Your task :: Output the full listing below exactly as it reads, and skip anything that is a picture.

### Input records ###

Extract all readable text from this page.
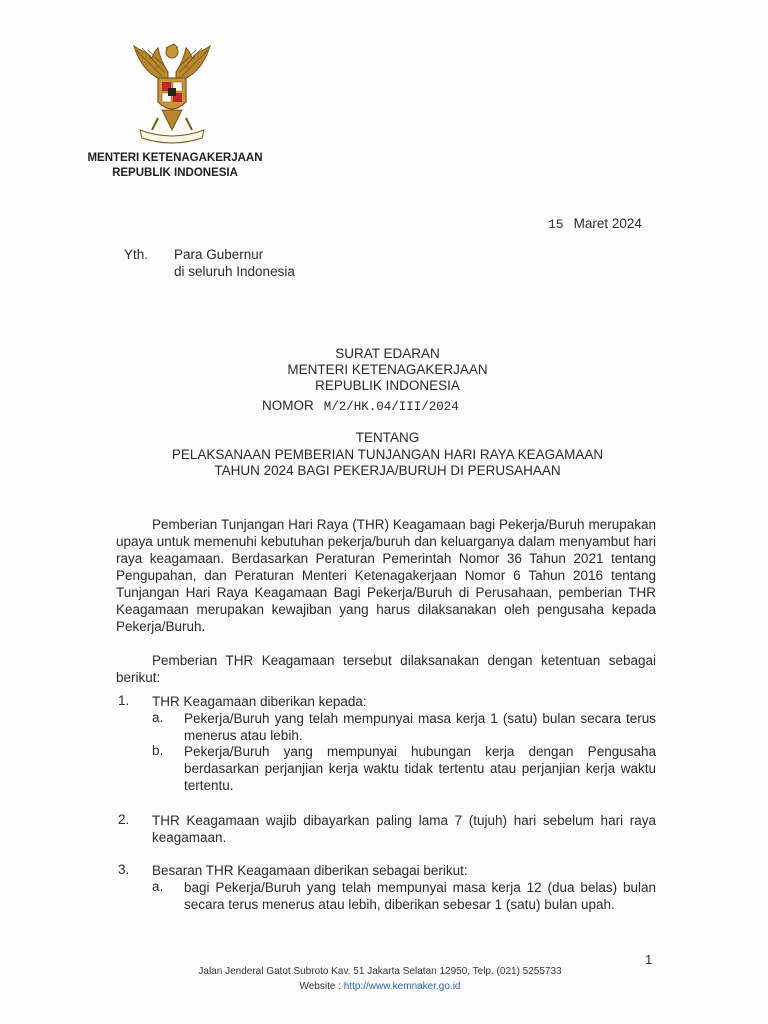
MENTERI KETENAGAKERJAAN
REPUBLIK INDONESIA
15 Maret 2024
Yth. Para Gubernur
di seluruh Indonesia
SURAT EDARAN
MENTERI KETENAGAKERJAAN
REPUBLIK INDONESIA
NOMOR M/2/HK.04/III/2024
TENTANG
PELAKSANAAN PEMBERIAN TUNJANGAN HARI RAYA KEAGAMAAN
TAHUN 2024 BAGI PEKERJA/BURUH DI PERUSAHAAN
Pemberian Tunjangan Hari Raya (THR) Keagamaan bagi Pekerja/Buruh merupakan upaya untuk memenuhi kebutuhan pekerja/buruh dan keluarganya dalam menyambut hari raya keagamaan. Berdasarkan Peraturan Pemerintah Nomor 36 Tahun 2021 tentang Pengupahan, dan Peraturan Menteri Ketenagakerjaan Nomor 6 Tahun 2016 tentang Tunjangan Hari Raya Keagamaan Bagi Pekerja/Buruh di Perusahaan, pemberian THR Keagamaan merupakan kewajiban yang harus dilaksanakan oleh pengusaha kepada Pekerja/Buruh.
Pemberian THR Keagamaan tersebut dilaksanakan dengan ketentuan sebagai berikut:
1. THR Keagamaan diberikan kepada:
a. Pekerja/Buruh yang telah mempunyai masa kerja 1 (satu) bulan secara terus menerus atau lebih.
b. Pekerja/Buruh yang mempunyai hubungan kerja dengan Pengusaha berdasarkan perjanjian kerja waktu tidak tertentu atau perjanjian kerja waktu tertentu.
2. THR Keagamaan wajib dibayarkan paling lama 7 (tujuh) hari sebelum hari raya keagamaan.
3. Besaran THR Keagamaan diberikan sebagai berikut:
a. bagi Pekerja/Buruh yang telah mempunyai masa kerja 12 (dua belas) bulan secara terus menerus atau lebih, diberikan sebesar 1 (satu) bulan upah.
1
Jalan Jenderal Gatot Subroto Kav. 51 Jakarta Selatan 12950, Telp. (021) 5255733
Website : http://www.kemnaker.go.id
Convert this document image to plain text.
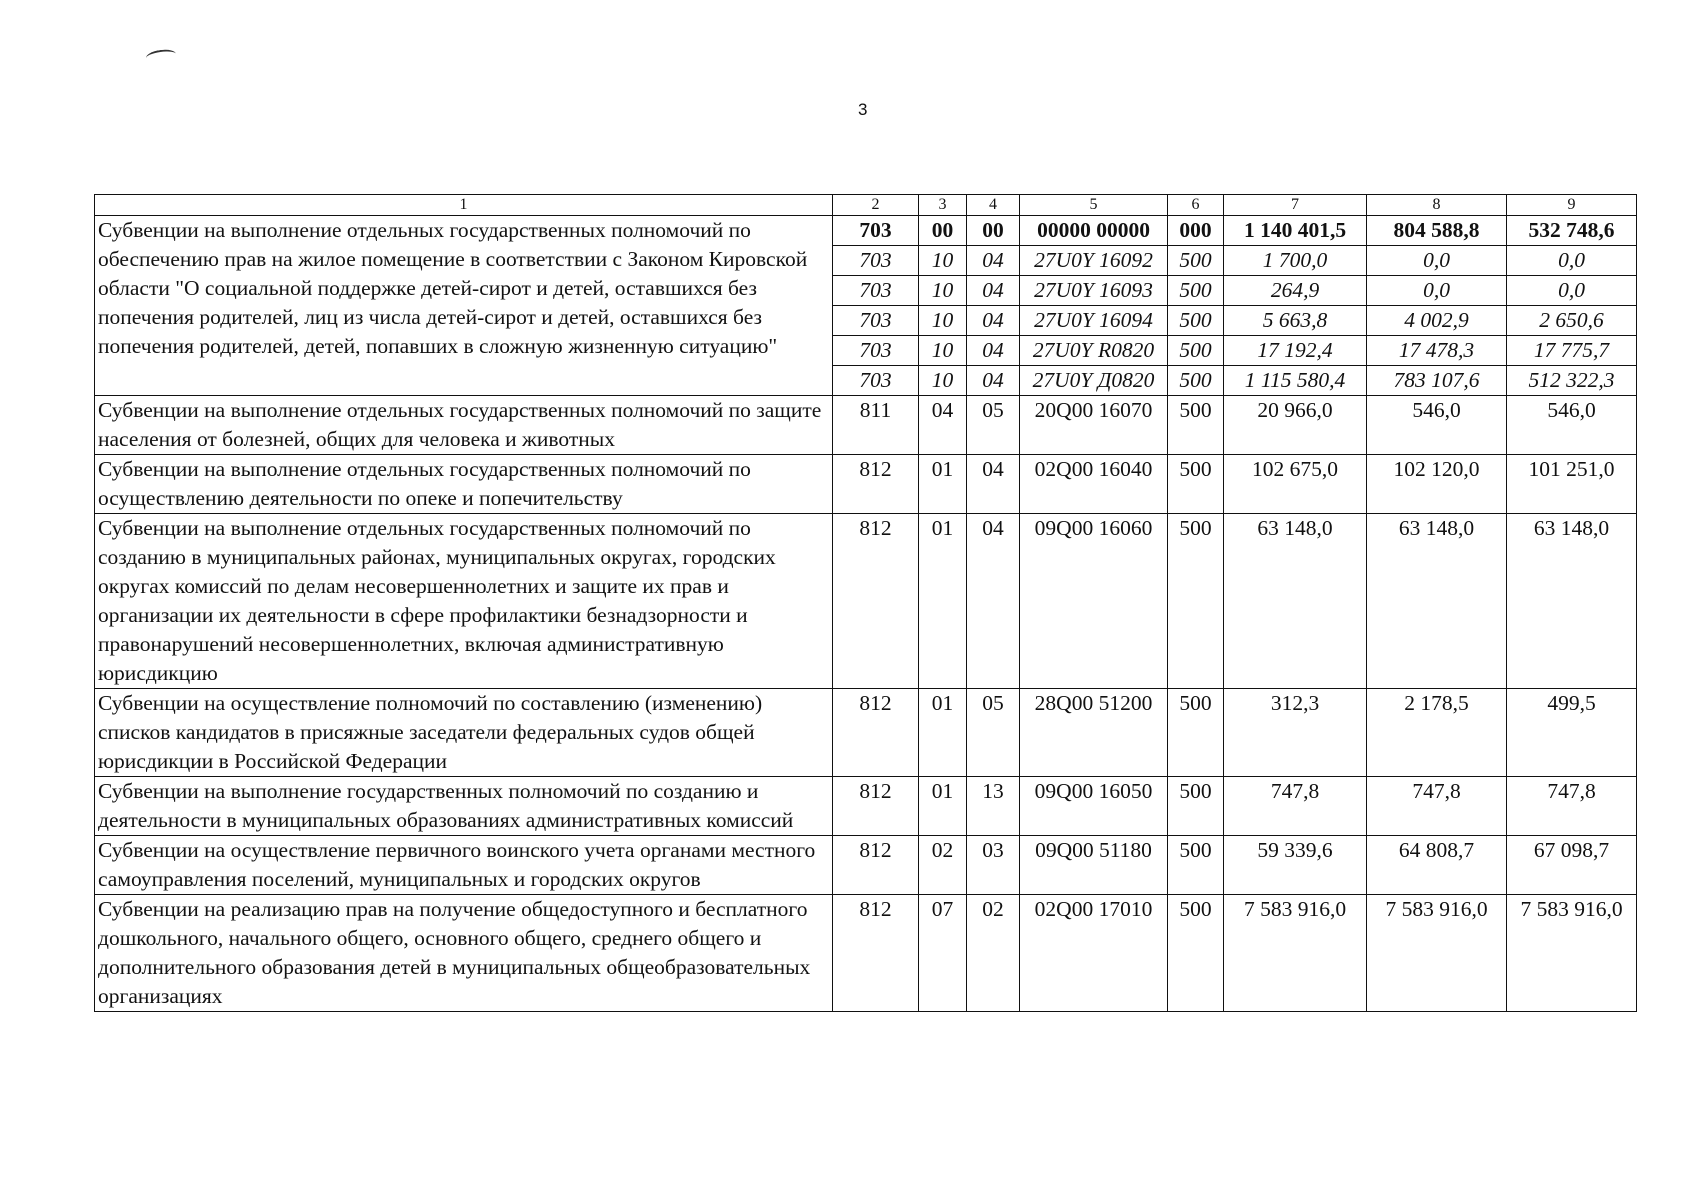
3
1	2	3	4	5	6	7	8	9
Субвенции на выполнение отдельных государственных полномочий по обеспечению прав на жилое помещение в соответствии с Законом Кировской области "О социальной поддержке детей-сирот и детей, оставшихся без попечения родителей, лиц из числа детей-сирот и детей, оставшихся без попечения родителей, детей, попавших в сложную жизненную ситуацию"	703	00	00	00000 00000	000	1 140 401,5	804 588,8	532 748,6
	703	10	04	27U0Y 16092	500	1 700,0	0,0	0,0
	703	10	04	27U0Y 16093	500	264,9	0,0	0,0
	703	10	04	27U0Y 16094	500	5 663,8	4 002,9	2 650,6
	703	10	04	27U0Y R0820	500	17 192,4	17 478,3	17 775,7
	703	10	04	27U0Y Д0820	500	1 115 580,4	783 107,6	512 322,3
Субвенции на выполнение отдельных государственных полномочий по защите населения от болезней, общих для человека и животных	811	04	05	20Q00 16070	500	20 966,0	546,0	546,0
Субвенции на выполнение отдельных государственных полномочий по осуществлению деятельности по опеке и попечительству	812	01	04	02Q00 16040	500	102 675,0	102 120,0	101 251,0
Субвенции на выполнение отдельных государственных полномочий по созданию в муниципальных районах, муниципальных округах, городских округах комиссий по делам несовершеннолетних и защите их прав и организации их деятельности в сфере профилактики безнадзорности и правонарушений несовершеннолетних, включая административную юрисдикцию	812	01	04	09Q00 16060	500	63 148,0	63 148,0	63 148,0
Субвенции на осуществление полномочий по составлению (изменению) списков кандидатов в присяжные заседатели федеральных судов общей юрисдикции в Российской Федерации	812	01	05	28Q00 51200	500	312,3	2 178,5	499,5
Субвенции на выполнение государственных полномочий по созданию и деятельности в муниципальных образованиях административных комиссий	812	01	13	09Q00 16050	500	747,8	747,8	747,8
Субвенции на осуществление первичного воинского учета органами местного самоуправления поселений, муниципальных и городских округов	812	02	03	09Q00 51180	500	59 339,6	64 808,7	67 098,7
Субвенции на реализацию прав на получение общедоступного и бесплатного дошкольного, начального общего, основного общего, среднего общего и дополнительного образования детей в муниципальных общеобразовательных организациях	812	07	02	02Q00 17010	500	7 583 916,0	7 583 916,0	7 583 916,0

###

Expected answer ::
Extract all readable text from this page.
MENTERI KETENAGAKERJAAN
REPUBLIK INDONESIA
15 Maret 2024
Yth. Para Gubernur
di seluruh Indonesia
SURAT EDARAN
MENTERI KETENAGAKERJAAN
REPUBLIK INDONESIA
NOMOR M/2/HK.04/III/2024
TENTANG
PELAKSANAAN PEMBERIAN TUNJANGAN HARI RAYA KEAGAMAAN
TAHUN 2024 BAGI PEKERJA/BURUH DI PERUSAHAAN
Pemberian Tunjangan Hari Raya (THR) Keagamaan bagi Pekerja/Buruh merupakan upaya untuk memenuhi kebutuhan pekerja/buruh dan keluarganya dalam menyambut hari raya keagamaan. Berdasarkan Peraturan Pemerintah Nomor 36 Tahun 2021 tentang Pengupahan, dan Peraturan Menteri Ketenagakerjaan Nomor 6 Tahun 2016 tentang Tunjangan Hari Raya Keagamaan Bagi Pekerja/Buruh di Perusahaan, pemberian THR Keagamaan merupakan kewajiban yang harus dilaksanakan oleh pengusaha kepada Pekerja/Buruh.
Pemberian THR Keagamaan tersebut dilaksanakan dengan ketentuan sebagai berikut:
1. THR Keagamaan diberikan kepada:
a. Pekerja/Buruh yang telah mempunyai masa kerja 1 (satu) bulan secara terus menerus atau lebih.
b. Pekerja/Buruh yang mempunyai hubungan kerja dengan Pengusaha berdasarkan perjanjian kerja waktu tidak tertentu atau perjanjian kerja waktu tertentu.
2. THR Keagamaan wajib dibayarkan paling lama 7 (tujuh) hari sebelum hari raya keagamaan.
3. Besaran THR Keagamaan diberikan sebagai berikut:
a. bagi Pekerja/Buruh yang telah mempunyai masa kerja 12 (dua belas) bulan secara terus menerus atau lebih, diberikan sebesar 1 (satu) bulan upah.
1
Jalan Jenderal Gatot Subroto Kav. 51 Jakarta Selatan 12950, Telp. (021) 5255733
Website : http://www.kemnaker.go.id
Convert this document image to plain text.
3
1	2	3	4	5	6	7	8	9
Субвенции на выполнение отдельных государственных полномочий по обеспечению прав на жилое помещение в соответствии с Законом Кировской области "О социальной поддержке детей-сирот и детей, оставшихся без попечения родителей, лиц из числа детей-сирот и детей, оставшихся без попечения родителей, детей, попавших в сложную жизненную ситуацию"	703	00	00	00000 00000	000	1 140 401,5	804 588,8	532 748,6
	703	10	04	27U0Y 16092	500	1 700,0	0,0	0,0
	703	10	04	27U0Y 16093	500	264,9	0,0	0,0
	703	10	04	27U0Y 16094	500	5 663,8	4 002,9	2 650,6
	703	10	04	27U0Y R0820	500	17 192,4	17 478,3	17 775,7
	703	10	04	27U0Y Д0820	500	1 115 580,4	783 107,6	512 322,3
Субвенции на выполнение отдельных государственных полномочий по защите населения от болезней, общих для человека и животных	811	04	05	20Q00 16070	500	20 966,0	546,0	546,0
Субвенции на выполнение отдельных государственных полномочий по осуществлению деятельности по опеке и попечительству	812	01	04	02Q00 16040	500	102 675,0	102 120,0	101 251,0
Субвенции на выполнение отдельных государственных полномочий по созданию в муниципальных районах, муниципальных округах, городских округах комиссий по делам несовершеннолетних и защите их прав и организации их деятельности в сфере профилактики безнадзорности и правонарушений несовершеннолетних, включая административную юрисдикцию	812	01	04	09Q00 16060	500	63 148,0	63 148,0	63 148,0
Субвенции на осуществление полномочий по составлению (изменению) списков кандидатов в присяжные заседатели федеральных судов общей юрисдикции в Российской Федерации	812	01	05	28Q00 51200	500	312,3	2 178,5	499,5
Субвенции на выполнение государственных полномочий по созданию и деятельности в муниципальных образованиях административных комиссий	812	01	13	09Q00 16050	500	747,8	747,8	747,8
Субвенции на осуществление первичного воинского учета органами местного самоуправления поселений, муниципальных и городских округов	812	02	03	09Q00 51180	500	59 339,6	64 808,7	67 098,7
Субвенции на реализацию прав на получение общедоступного и бесплатного дошкольного, начального общего, основного общего, среднего общего и дополнительного образования детей в муниципальных общеобразовательных организациях	812	07	02	02Q00 17010	500	7 583 916,0	7 583 916,0	7 583 916,0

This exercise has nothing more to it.